- _EXERCISE TASK_
Write out the listing below without alteration, omitting its pictures.
━━━ RECORDS FOR THIS EXERCISE ━━━
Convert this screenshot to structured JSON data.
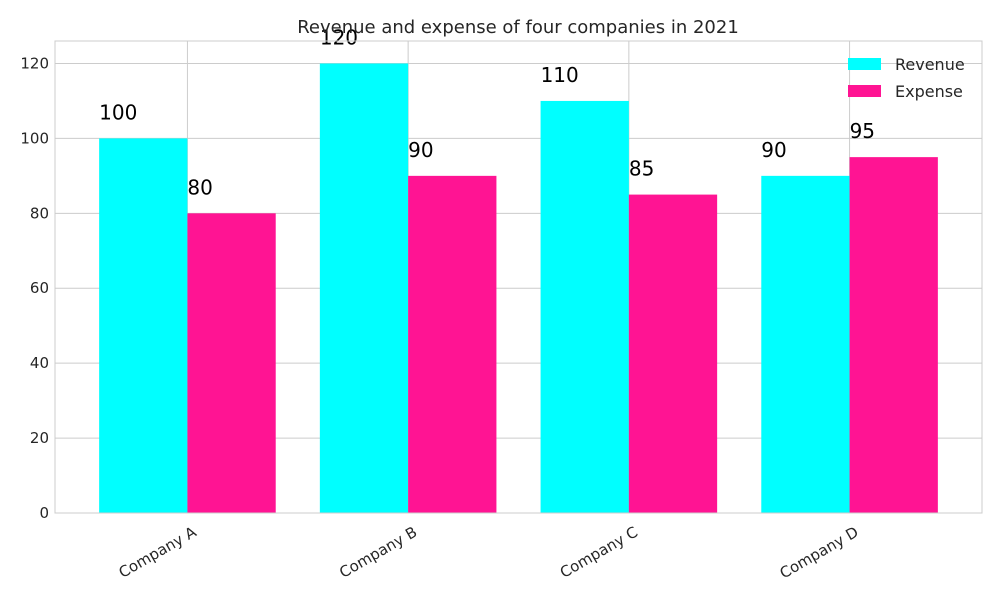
{
  "chart_data": {
    "type": "bar",
    "title": "Revenue and expense of four companies in 2021",
    "xlabel": "",
    "ylabel": "",
    "categories": [
      "Company A",
      "Company B",
      "Company C",
      "Company D"
    ],
    "series": [
      {
        "name": "Revenue",
        "values": [
          100,
          120,
          110,
          90
        ],
        "color": "#00ffff"
      },
      {
        "name": "Expense",
        "values": [
          80,
          90,
          85,
          95
        ],
        "color": "#ff1493"
      }
    ],
    "ylim": [
      0,
      126
    ],
    "yticks": [
      0,
      20,
      40,
      60,
      80,
      100,
      120
    ],
    "grid": true,
    "legend_position": "top-right",
    "data_labels": true
  }
}
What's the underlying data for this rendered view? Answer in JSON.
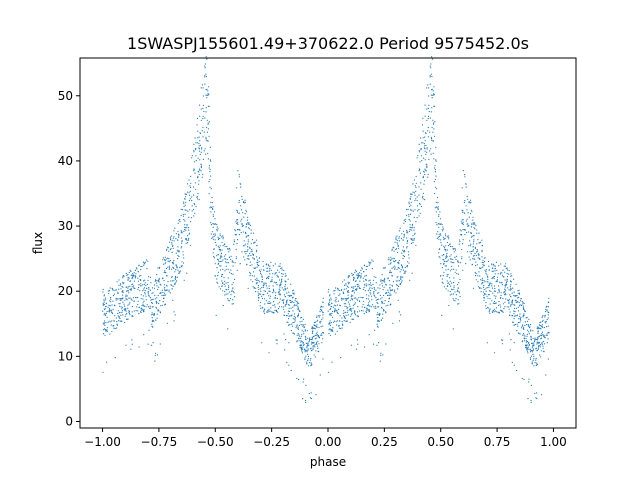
{
  "chart_data": {
    "type": "scatter",
    "title": "1SWASPJ155601.49+370622.0 Period 9575452.0s",
    "xlabel": "phase",
    "ylabel": "flux",
    "xlim": [
      -1.1,
      1.1
    ],
    "ylim": [
      -1.0,
      55.8
    ],
    "xticks": [
      "−1.00",
      "−0.75",
      "−0.50",
      "−0.25",
      "0.00",
      "0.25",
      "0.50",
      "0.75",
      "1.00"
    ],
    "xtick_values": [
      -1.0,
      -0.75,
      -0.5,
      -0.25,
      0.0,
      0.25,
      0.5,
      0.75,
      1.0
    ],
    "yticks": [
      "0",
      "10",
      "20",
      "30",
      "40",
      "50"
    ],
    "ytick_values": [
      0,
      10,
      20,
      30,
      40,
      50
    ],
    "grid": false,
    "marker_color": "#1f77b4",
    "series": [
      {
        "phase_flux_outline": [
          [
            0.0,
            17.0
          ],
          [
            0.02,
            16.5
          ],
          [
            0.05,
            17.5
          ],
          [
            0.08,
            18.5
          ],
          [
            0.1,
            19.0
          ],
          [
            0.12,
            19.5
          ],
          [
            0.15,
            20.0
          ],
          [
            0.18,
            20.5
          ],
          [
            0.2,
            21.0
          ],
          [
            0.22,
            18.0
          ],
          [
            0.25,
            20.0
          ],
          [
            0.28,
            22.0
          ],
          [
            0.3,
            24.0
          ],
          [
            0.33,
            26.0
          ],
          [
            0.35,
            28.0
          ],
          [
            0.38,
            32.0
          ],
          [
            0.4,
            36.0
          ],
          [
            0.42,
            40.0
          ],
          [
            0.44,
            45.0
          ],
          [
            0.46,
            50.0
          ],
          [
            0.47,
            45.0
          ],
          [
            0.48,
            35.0
          ],
          [
            0.5,
            26.0
          ],
          [
            0.52,
            25.0
          ],
          [
            0.55,
            23.0
          ],
          [
            0.58,
            22.0
          ],
          [
            0.6,
            34.0
          ],
          [
            0.62,
            31.0
          ],
          [
            0.65,
            27.0
          ],
          [
            0.68,
            24.0
          ],
          [
            0.7,
            21.0
          ],
          [
            0.72,
            20.5
          ],
          [
            0.75,
            20.5
          ],
          [
            0.78,
            20.5
          ],
          [
            0.8,
            20.0
          ],
          [
            0.82,
            18.5
          ],
          [
            0.85,
            16.5
          ],
          [
            0.88,
            14.0
          ],
          [
            0.9,
            12.0
          ],
          [
            0.92,
            11.0
          ],
          [
            0.94,
            12.5
          ],
          [
            0.96,
            14.0
          ],
          [
            0.98,
            16.0
          ]
        ]
      }
    ]
  }
}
━━━
- _EXERCISE OUTPUT_
Convert this screenshot to structured JSON data.
{
  "chart_data": {
    "type": "bar",
    "title": "Revenue and expense of four companies in 2021",
    "xlabel": "",
    "ylabel": "",
    "categories": [
      "Company A",
      "Company B",
      "Company C",
      "Company D"
    ],
    "series": [
      {
        "name": "Revenue",
        "values": [
          100,
          120,
          110,
          90
        ],
        "color": "#00ffff"
      },
      {
        "name": "Expense",
        "values": [
          80,
          90,
          85,
          95
        ],
        "color": "#ff1493"
      }
    ],
    "ylim": [
      0,
      126
    ],
    "yticks": [
      0,
      20,
      40,
      60,
      80,
      100,
      120
    ],
    "grid": true,
    "legend_position": "top-right",
    "data_labels": true
  }
}
What's the underlying data for this rendered view? Answer in JSON.
{
  "chart_data": {
    "type": "scatter",
    "title": "1SWASPJ155601.49+370622.0 Period 9575452.0s",
    "xlabel": "phase",
    "ylabel": "flux",
    "xlim": [
      -1.1,
      1.1
    ],
    "ylim": [
      -1.0,
      55.8
    ],
    "xticks": [
      "−1.00",
      "−0.75",
      "−0.50",
      "−0.25",
      "0.00",
      "0.25",
      "0.50",
      "0.75",
      "1.00"
    ],
    "xtick_values": [
      -1.0,
      -0.75,
      -0.5,
      -0.25,
      0.0,
      0.25,
      0.5,
      0.75,
      1.0
    ],
    "yticks": [
      "0",
      "10",
      "20",
      "30",
      "40",
      "50"
    ],
    "ytick_values": [
      0,
      10,
      20,
      30,
      40,
      50
    ],
    "grid": false,
    "marker_color": "#1f77b4",
    "series": [
      {
        "phase_flux_outline": [
          [
            0.0,
            17.0
          ],
          [
            0.02,
            16.5
          ],
          [
            0.05,
            17.5
          ],
          [
            0.08,
            18.5
          ],
          [
            0.1,
            19.0
          ],
          [
            0.12,
            19.5
          ],
          [
            0.15,
            20.0
          ],
          [
            0.18,
            20.5
          ],
          [
            0.2,
            21.0
          ],
          [
            0.22,
            18.0
          ],
          [
            0.25,
            20.0
          ],
          [
            0.28,
            22.0
          ],
          [
            0.3,
            24.0
          ],
          [
            0.33,
            26.0
          ],
          [
            0.35,
            28.0
          ],
          [
            0.38,
            32.0
          ],
          [
            0.4,
            36.0
          ],
          [
            0.42,
            40.0
          ],
          [
            0.44,
            45.0
          ],
          [
            0.46,
            50.0
          ],
          [
            0.47,
            45.0
          ],
          [
            0.48,
            35.0
          ],
          [
            0.5,
            26.0
          ],
          [
            0.52,
            25.0
          ],
          [
            0.55,
            23.0
          ],
          [
            0.58,
            22.0
          ],
          [
            0.6,
            34.0
          ],
          [
            0.62,
            31.0
          ],
          [
            0.65,
            27.0
          ],
          [
            0.68,
            24.0
          ],
          [
            0.7,
            21.0
          ],
          [
            0.72,
            20.5
          ],
          [
            0.75,
            20.5
          ],
          [
            0.78,
            20.5
          ],
          [
            0.8,
            20.0
          ],
          [
            0.82,
            18.5
          ],
          [
            0.85,
            16.5
          ],
          [
            0.88,
            14.0
          ],
          [
            0.9,
            12.0
          ],
          [
            0.92,
            11.0
          ],
          [
            0.94,
            12.5
          ],
          [
            0.96,
            14.0
          ],
          [
            0.98,
            16.0
          ]
        ]
      }
    ]
  }
}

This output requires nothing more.